REQUIREMENTS. From the court opinion excerpt below, list every defendant named in the securities fraud suit the SEC filed on March 13, 1997.
━━ EXCERPTED PASSAGE ━━
The opinion of the court was delivered by: Chin, District Judge.


On March 13, 1997, the Securities and Exchange Commission (the "SEC") riled suit in this Court against Global Financial Traders ("Global"), BGSG Holding Corporation ("BGSG"), John J. Kenna, Michael R. Reilly, Vincent J. Iovine, and David S. Coleman for securities fraud. Two months later, plaintiff Peter C. Ellison, on behalf of himself and all others similarly situated, filed the instant suit, also alleging securities fraud. Ellison, however, attempts to cast a far wider net than did the SEC. Indeed, Ellison names at least twenty more defendants in this case than were named in the SEC's action.

Ellison seek damages against numerous corporate and individual defendants for allegedly fraudulent conduct in connection with the solicitation, sale, and distribution of the common stock (the "Stock") of American Image Motor Co. Inc. ("American Image"). Although the number of defendants in this case is vastly greater than in the SEC action, the conduct alleged here essentially mirrors the allegations in the SEC case.
━━━
━━ SUPPLIED MATERIAL ━━
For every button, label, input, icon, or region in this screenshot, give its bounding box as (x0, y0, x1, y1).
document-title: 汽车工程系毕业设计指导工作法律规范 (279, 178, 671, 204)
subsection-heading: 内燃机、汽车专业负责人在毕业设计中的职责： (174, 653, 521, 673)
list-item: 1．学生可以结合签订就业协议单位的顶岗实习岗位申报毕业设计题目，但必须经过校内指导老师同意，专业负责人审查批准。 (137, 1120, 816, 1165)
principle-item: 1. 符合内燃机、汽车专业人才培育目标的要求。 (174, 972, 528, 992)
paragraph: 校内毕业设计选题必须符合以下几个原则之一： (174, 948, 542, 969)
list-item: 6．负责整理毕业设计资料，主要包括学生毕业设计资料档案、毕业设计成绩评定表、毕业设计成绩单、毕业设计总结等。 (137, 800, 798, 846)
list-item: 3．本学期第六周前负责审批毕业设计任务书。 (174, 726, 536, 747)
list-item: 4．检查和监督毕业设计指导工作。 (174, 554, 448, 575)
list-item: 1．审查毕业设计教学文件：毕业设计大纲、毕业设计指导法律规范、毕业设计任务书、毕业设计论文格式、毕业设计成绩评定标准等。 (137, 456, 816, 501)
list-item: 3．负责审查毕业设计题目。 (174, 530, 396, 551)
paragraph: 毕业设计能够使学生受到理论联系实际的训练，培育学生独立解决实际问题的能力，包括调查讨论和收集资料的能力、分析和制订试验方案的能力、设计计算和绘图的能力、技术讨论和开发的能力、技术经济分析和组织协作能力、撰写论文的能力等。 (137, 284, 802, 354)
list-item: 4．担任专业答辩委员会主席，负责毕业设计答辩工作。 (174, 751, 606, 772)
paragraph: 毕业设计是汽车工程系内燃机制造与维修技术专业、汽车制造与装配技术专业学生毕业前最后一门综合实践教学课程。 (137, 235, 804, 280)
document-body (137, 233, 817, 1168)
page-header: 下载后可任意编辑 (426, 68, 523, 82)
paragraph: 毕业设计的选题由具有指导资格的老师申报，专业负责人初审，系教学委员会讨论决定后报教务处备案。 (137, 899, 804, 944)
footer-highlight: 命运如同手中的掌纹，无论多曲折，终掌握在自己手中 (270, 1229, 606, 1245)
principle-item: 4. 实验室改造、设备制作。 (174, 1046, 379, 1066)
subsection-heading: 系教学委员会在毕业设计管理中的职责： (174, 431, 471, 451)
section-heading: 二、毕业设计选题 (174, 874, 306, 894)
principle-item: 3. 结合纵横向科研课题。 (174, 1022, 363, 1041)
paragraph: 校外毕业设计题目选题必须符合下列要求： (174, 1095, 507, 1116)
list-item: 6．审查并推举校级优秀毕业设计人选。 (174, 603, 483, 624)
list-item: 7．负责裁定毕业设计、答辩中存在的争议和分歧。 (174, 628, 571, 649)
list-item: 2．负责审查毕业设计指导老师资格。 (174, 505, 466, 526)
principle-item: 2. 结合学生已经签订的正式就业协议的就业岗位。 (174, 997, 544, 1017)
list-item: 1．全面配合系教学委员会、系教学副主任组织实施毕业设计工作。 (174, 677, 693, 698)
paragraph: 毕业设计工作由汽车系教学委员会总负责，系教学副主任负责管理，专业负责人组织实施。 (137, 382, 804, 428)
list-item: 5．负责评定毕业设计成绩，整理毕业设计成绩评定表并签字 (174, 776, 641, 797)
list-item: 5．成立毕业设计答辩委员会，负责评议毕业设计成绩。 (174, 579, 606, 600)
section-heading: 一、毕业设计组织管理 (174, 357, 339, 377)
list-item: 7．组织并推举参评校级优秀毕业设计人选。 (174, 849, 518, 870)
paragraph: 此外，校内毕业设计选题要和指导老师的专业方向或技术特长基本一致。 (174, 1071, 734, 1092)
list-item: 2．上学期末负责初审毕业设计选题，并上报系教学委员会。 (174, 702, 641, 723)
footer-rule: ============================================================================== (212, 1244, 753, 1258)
━━━
THE REPLY.
- Global Financial Traders ("Global")
- BGSG Holding Corporation ("BGSG")
- John J. Kenna
- Michael R. Reilly
- Vincent J. Iovine
- David S. Coleman